------ TEXT BLOCK ------

The formation of biofilms in Candida spp. is different in the morphology, characteristics of the ECM and their ability of antifungal resistance [29],[43]. The most pathogenic species often found to form biofilms is C. albicans, which will be discussed in the formation mechanism. Furthermore, NAC and some species formerly known as genus Candida, are important in cases of candidemia and have the ability to form biofilms, including C. tropicalis, C. parapsilosis, C. dubliniensis, C. auris, Nakaseomyces glabrata (also called C. glabrata), Pichia kudriavzevii (also called C. krusei) and Meyerozyma guilliermondii (also called C. guilliermondii) [29],[43]–[45]. Nonetheless, the exact mechanism of these NACs and their morphogenesis on pathogenicity in biofilm formation has not been fully characterized. The formation of biofilms in Candida spp. is different in terms of morphology, characteristics of the ECM and their ability of antifungal resistance [29],[43]. The differences in these biofilms' structures and the ECMs' composition are affected by the environmental conditions experienced by Candida spp. One crucial factor is the substrate of the abiotic surface to which the biofilm is attached. Several substrates are used to study Candida biofilms in vivo and in vitro, such as polystyrene, polyurethane, polymethylmethacrylate, polyvinyl chloride (PVC), cellulose, silicone and latex elastomer [1].

Candida tropicalis has emerged as the second or third most common and virulent agent of candidemia, and it is particularly relevant in catheter-associated urinary tract infections with high biofilm-forming capacity [1],[3],[44]. The biofilm structure is composed of a dense network of yeast cells, pseudohyphae and true hyphae enclosed in an ECM [33],[43]. Candida tropicalis is also a robust and efficient biofilm producer of the EPS's high thickness [44]. The ECM composition consists of low carbohydrate and protein levels, hexosamine, phosphorus and uronic acid [1],[33],[44]. The gene that plays a role in the adhesion process is ALS1–16, while the maturation process is carried out with Efg1 [33]. Candida tropicalis can produce biofilms significantly on silicon, PVC and polyurethane catheters, and it is reported to be resistant to azoles, especially to fluconazole [44],[46],[47].

The increasing use of medical devices and parenteral nutrition has made C. parapsilosis the most frequently isolated NAC fungal organism associated with catheter use, especially in critically ill neonates and transplant recipients [48]–[51]. The hypothesis of a high rate of C. parapsilosis infection in neonates is thought to be associated with its ability to utilize fat and fatty acids as the primary energy source in critically ill patients; it is believed to be capable of growing in a solution with high glucose concentration, especially in neonates who often receive parenteral nutrition [49],[50],[52]. This fungus is also the causative agent of several catheter-related infections due to being frequently found on the skin of healthy humans [48],[53]. Their characteristics and ability to switch into pseudohyphae and form biofilms on prosthetic materials, such as CVCs, could create nosocomial outbreaks with high mortality. Candida parapsilosis biofilm consists of clumping blastoconidia, yeast cells and pseudohyphae, with a thin ECM consisting of high carbohydrate levels with low protein. The formation of a C. parapsilosis biofilm is best demonstrated on a PVC catheter. Several genes involved in forming the C. parapsilosis biofilm were also found in the C. albicans, such as Bcr1, Efg1 and Hwp1 [1],[33]. Moreover, C. parapsilosis isolates have been found to increase resistance to azoles, especially fluconazole, at a rate five times higher than in C. albicans; they also have intrinsic resistance to echinocandins [54].

------ DATA FOR ANALYSIS ------

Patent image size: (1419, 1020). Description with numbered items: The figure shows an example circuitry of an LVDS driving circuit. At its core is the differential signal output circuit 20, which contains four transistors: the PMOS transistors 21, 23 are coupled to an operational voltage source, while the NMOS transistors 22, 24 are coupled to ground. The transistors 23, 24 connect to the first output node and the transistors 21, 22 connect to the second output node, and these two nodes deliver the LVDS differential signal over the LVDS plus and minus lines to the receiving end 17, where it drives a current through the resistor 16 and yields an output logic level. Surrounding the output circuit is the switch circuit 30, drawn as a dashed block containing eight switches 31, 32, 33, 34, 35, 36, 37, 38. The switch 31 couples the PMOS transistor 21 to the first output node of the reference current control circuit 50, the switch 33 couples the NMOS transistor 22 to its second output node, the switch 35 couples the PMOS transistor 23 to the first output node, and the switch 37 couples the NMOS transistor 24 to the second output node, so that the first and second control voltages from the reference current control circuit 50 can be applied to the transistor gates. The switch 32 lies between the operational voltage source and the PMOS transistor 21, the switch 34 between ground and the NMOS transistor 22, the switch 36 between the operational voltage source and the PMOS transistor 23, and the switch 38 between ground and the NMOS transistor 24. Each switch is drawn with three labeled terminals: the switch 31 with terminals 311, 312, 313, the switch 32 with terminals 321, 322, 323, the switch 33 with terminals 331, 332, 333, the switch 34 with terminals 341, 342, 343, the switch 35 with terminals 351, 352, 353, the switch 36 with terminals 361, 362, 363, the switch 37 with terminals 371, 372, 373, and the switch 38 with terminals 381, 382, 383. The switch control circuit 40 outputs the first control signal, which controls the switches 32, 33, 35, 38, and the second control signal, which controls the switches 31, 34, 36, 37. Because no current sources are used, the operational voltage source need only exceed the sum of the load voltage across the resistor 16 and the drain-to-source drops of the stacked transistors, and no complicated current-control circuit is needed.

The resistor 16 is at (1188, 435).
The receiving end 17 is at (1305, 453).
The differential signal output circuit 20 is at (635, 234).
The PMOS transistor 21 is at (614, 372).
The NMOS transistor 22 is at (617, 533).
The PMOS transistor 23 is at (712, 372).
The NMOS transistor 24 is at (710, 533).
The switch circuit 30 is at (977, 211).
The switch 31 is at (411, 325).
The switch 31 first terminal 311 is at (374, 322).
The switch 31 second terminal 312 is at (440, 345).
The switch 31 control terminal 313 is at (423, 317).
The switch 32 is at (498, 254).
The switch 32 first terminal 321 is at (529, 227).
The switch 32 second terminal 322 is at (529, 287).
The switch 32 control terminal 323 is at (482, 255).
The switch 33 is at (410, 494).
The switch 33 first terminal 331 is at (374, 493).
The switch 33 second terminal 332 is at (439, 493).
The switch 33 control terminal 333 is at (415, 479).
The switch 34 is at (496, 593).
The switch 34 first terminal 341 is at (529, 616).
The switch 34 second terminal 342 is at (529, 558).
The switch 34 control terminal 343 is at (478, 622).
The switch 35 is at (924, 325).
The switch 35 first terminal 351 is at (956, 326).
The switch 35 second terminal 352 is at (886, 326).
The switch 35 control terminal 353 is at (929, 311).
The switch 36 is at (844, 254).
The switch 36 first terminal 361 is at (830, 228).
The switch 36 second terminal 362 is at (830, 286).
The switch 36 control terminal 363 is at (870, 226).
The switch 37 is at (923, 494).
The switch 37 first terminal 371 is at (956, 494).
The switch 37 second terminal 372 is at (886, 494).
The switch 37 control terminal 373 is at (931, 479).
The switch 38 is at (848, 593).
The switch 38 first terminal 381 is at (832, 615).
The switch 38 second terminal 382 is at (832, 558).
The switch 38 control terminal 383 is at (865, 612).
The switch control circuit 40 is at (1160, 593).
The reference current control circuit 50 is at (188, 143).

------

▶ **PROBLEM TO WORK ON**: Write the next paragraph of the passage on Candida biofilms, picking up after its final sentence about C. parapsilosis resistance to azoles and echinocandins.

▶ **TASK RESPONSE**:
Candida dubliniensis is a species with many similar phenotypic characteristics to C. albicans, and it was often misidentified due to its ability to form germ tubes, chlamydospores and hyphae, but with fewer virulence genes than C. albicans [55],[56]. These two types of Candida are also known to secrete farnesol, a QS molecule that inhibits Candida biofilm development through the inhibition of filamentation, which in turn may decrease its potential to invade deeper tissues [1],[57]. Nonetheless, genes involved in biofilm formation have not yet been explored. In addition, C. dubliniensis is much less common in the microbiome, which correlates with the low prevalence of C. dubliniensis as invasive candidiasis [55],[58]. The differences between the two species include the following: C. dubliniensis can grow well at 30 °C and 37 °C, like C. albicans in Sabouraud dextrose agar culture media; however, it does not grow at all at 42 °C [55]. The prevalence of isolates of this species is very high in the oral cavity of patients infected with human immunodeficiency virus (HIV) or acquired immune deficiency syndrome (AIDS), probably due to its increased ability to adhere to buccal epithelial cells. However, the underlying reason is unclear [55],[56],[58]–[60]. Candida dubliniensis has also shown resistance to fluconazole, due to its increased use as prophylaxis in HIV/AIDS patients [54],[55],[60].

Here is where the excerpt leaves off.